*THE REQUEST*
Every entry below should be repeated exactly; the pictures should not.

*RECORDS*
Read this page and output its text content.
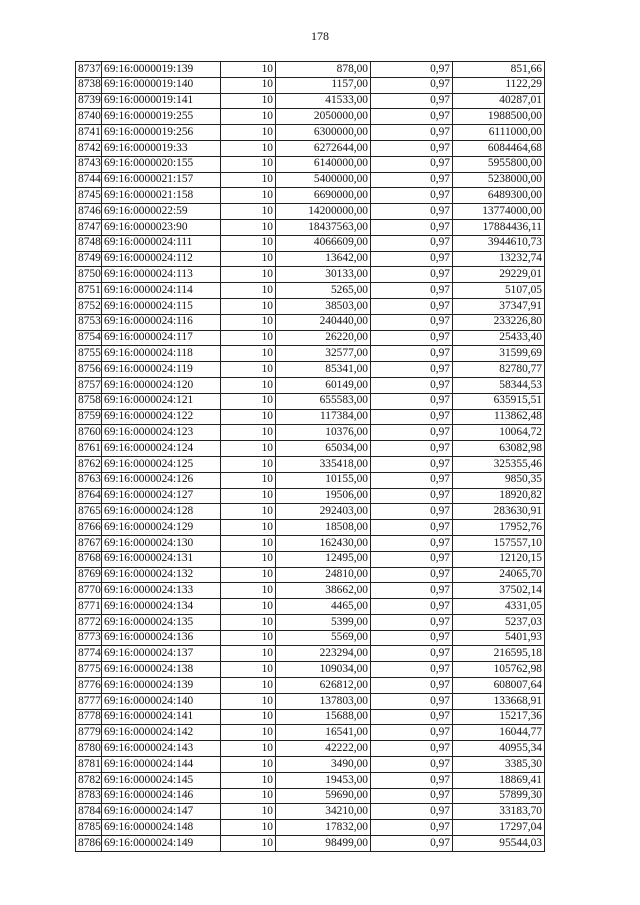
178
8737	69:16:0000019:139	10	878,00	0,97	851,66
8738	69:16:0000019:140	10	1157,00	0,97	1122,29
8739	69:16:0000019:141	10	41533,00	0,97	40287,01
8740	69:16:0000019:255	10	2050000,00	0,97	1988500,00
8741	69:16:0000019:256	10	6300000,00	0,97	6111000,00
8742	69:16:0000019:33	10	6272644,00	0,97	6084464,68
8743	69:16:0000020:155	10	6140000,00	0,97	5955800,00
8744	69:16:0000021:157	10	5400000,00	0,97	5238000,00
8745	69:16:0000021:158	10	6690000,00	0,97	6489300,00
8746	69:16:0000022:59	10	14200000,00	0,97	13774000,00
8747	69:16:0000023:90	10	18437563,00	0,97	17884436,11
8748	69:16:0000024:111	10	4066609,00	0,97	3944610,73
8749	69:16:0000024:112	10	13642,00	0,97	13232,74
8750	69:16:0000024:113	10	30133,00	0,97	29229,01
8751	69:16:0000024:114	10	5265,00	0,97	5107,05
8752	69:16:0000024:115	10	38503,00	0,97	37347,91
8753	69:16:0000024:116	10	240440,00	0,97	233226,80
8754	69:16:0000024:117	10	26220,00	0,97	25433,40
8755	69:16:0000024:118	10	32577,00	0,97	31599,69
8756	69:16:0000024:119	10	85341,00	0,97	82780,77
8757	69:16:0000024:120	10	60149,00	0,97	58344,53
8758	69:16:0000024:121	10	655583,00	0,97	635915,51
8759	69:16:0000024:122	10	117384,00	0,97	113862,48
8760	69:16:0000024:123	10	10376,00	0,97	10064,72
8761	69:16:0000024:124	10	65034,00	0,97	63082,98
8762	69:16:0000024:125	10	335418,00	0,97	325355,46
8763	69:16:0000024:126	10	10155,00	0,97	9850,35
8764	69:16:0000024:127	10	19506,00	0,97	18920,82
8765	69:16:0000024:128	10	292403,00	0,97	283630,91
8766	69:16:0000024:129	10	18508,00	0,97	17952,76
8767	69:16:0000024:130	10	162430,00	0,97	157557,10
8768	69:16:0000024:131	10	12495,00	0,97	12120,15
8769	69:16:0000024:132	10	24810,00	0,97	24065,70
8770	69:16:0000024:133	10	38662,00	0,97	37502,14
8771	69:16:0000024:134	10	4465,00	0,97	4331,05
8772	69:16:0000024:135	10	5399,00	0,97	5237,03
8773	69:16:0000024:136	10	5569,00	0,97	5401,93
8774	69:16:0000024:137	10	223294,00	0,97	216595,18
8775	69:16:0000024:138	10	109034,00	0,97	105762,98
8776	69:16:0000024:139	10	626812,00	0,97	608007,64
8777	69:16:0000024:140	10	137803,00	0,97	133668,91
8778	69:16:0000024:141	10	15688,00	0,97	15217,36
8779	69:16:0000024:142	10	16541,00	0,97	16044,77
8780	69:16:0000024:143	10	42222,00	0,97	40955,34
8781	69:16:0000024:144	10	3490,00	0,97	3385,30
8782	69:16:0000024:145	10	19453,00	0,97	18869,41
8783	69:16:0000024:146	10	59690,00	0,97	57899,30
8784	69:16:0000024:147	10	34210,00	0,97	33183,70
8785	69:16:0000024:148	10	17832,00	0,97	17297,04
8786	69:16:0000024:149	10	98499,00	0,97	95544,03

*THE REPLY*
Read this page and output its text content.
178
8737	69:16:0000019:139	10	878,00	0,97	851,66
8738	69:16:0000019:140	10	1157,00	0,97	1122,29
8739	69:16:0000019:141	10	41533,00	0,97	40287,01
8740	69:16:0000019:255	10	2050000,00	0,97	1988500,00
8741	69:16:0000019:256	10	6300000,00	0,97	6111000,00
8742	69:16:0000019:33	10	6272644,00	0,97	6084464,68
8743	69:16:0000020:155	10	6140000,00	0,97	5955800,00
8744	69:16:0000021:157	10	5400000,00	0,97	5238000,00
8745	69:16:0000021:158	10	6690000,00	0,97	6489300,00
8746	69:16:0000022:59	10	14200000,00	0,97	13774000,00
8747	69:16:0000023:90	10	18437563,00	0,97	17884436,11
8748	69:16:0000024:111	10	4066609,00	0,97	3944610,73
8749	69:16:0000024:112	10	13642,00	0,97	13232,74
8750	69:16:0000024:113	10	30133,00	0,97	29229,01
8751	69:16:0000024:114	10	5265,00	0,97	5107,05
8752	69:16:0000024:115	10	38503,00	0,97	37347,91
8753	69:16:0000024:116	10	240440,00	0,97	233226,80
8754	69:16:0000024:117	10	26220,00	0,97	25433,40
8755	69:16:0000024:118	10	32577,00	0,97	31599,69
8756	69:16:0000024:119	10	85341,00	0,97	82780,77
8757	69:16:0000024:120	10	60149,00	0,97	58344,53
8758	69:16:0000024:121	10	655583,00	0,97	635915,51
8759	69:16:0000024:122	10	117384,00	0,97	113862,48
8760	69:16:0000024:123	10	10376,00	0,97	10064,72
8761	69:16:0000024:124	10	65034,00	0,97	63082,98
8762	69:16:0000024:125	10	335418,00	0,97	325355,46
8763	69:16:0000024:126	10	10155,00	0,97	9850,35
8764	69:16:0000024:127	10	19506,00	0,97	18920,82
8765	69:16:0000024:128	10	292403,00	0,97	283630,91
8766	69:16:0000024:129	10	18508,00	0,97	17952,76
8767	69:16:0000024:130	10	162430,00	0,97	157557,10
8768	69:16:0000024:131	10	12495,00	0,97	12120,15
8769	69:16:0000024:132	10	24810,00	0,97	24065,70
8770	69:16:0000024:133	10	38662,00	0,97	37502,14
8771	69:16:0000024:134	10	4465,00	0,97	4331,05
8772	69:16:0000024:135	10	5399,00	0,97	5237,03
8773	69:16:0000024:136	10	5569,00	0,97	5401,93
8774	69:16:0000024:137	10	223294,00	0,97	216595,18
8775	69:16:0000024:138	10	109034,00	0,97	105762,98
8776	69:16:0000024:139	10	626812,00	0,97	608007,64
8777	69:16:0000024:140	10	137803,00	0,97	133668,91
8778	69:16:0000024:141	10	15688,00	0,97	15217,36
8779	69:16:0000024:142	10	16541,00	0,97	16044,77
8780	69:16:0000024:143	10	42222,00	0,97	40955,34
8781	69:16:0000024:144	10	3490,00	0,97	3385,30
8782	69:16:0000024:145	10	19453,00	0,97	18869,41
8783	69:16:0000024:146	10	59690,00	0,97	57899,30
8784	69:16:0000024:147	10	34210,00	0,97	33183,70
8785	69:16:0000024:148	10	17832,00	0,97	17297,04
8786	69:16:0000024:149	10	98499,00	0,97	95544,03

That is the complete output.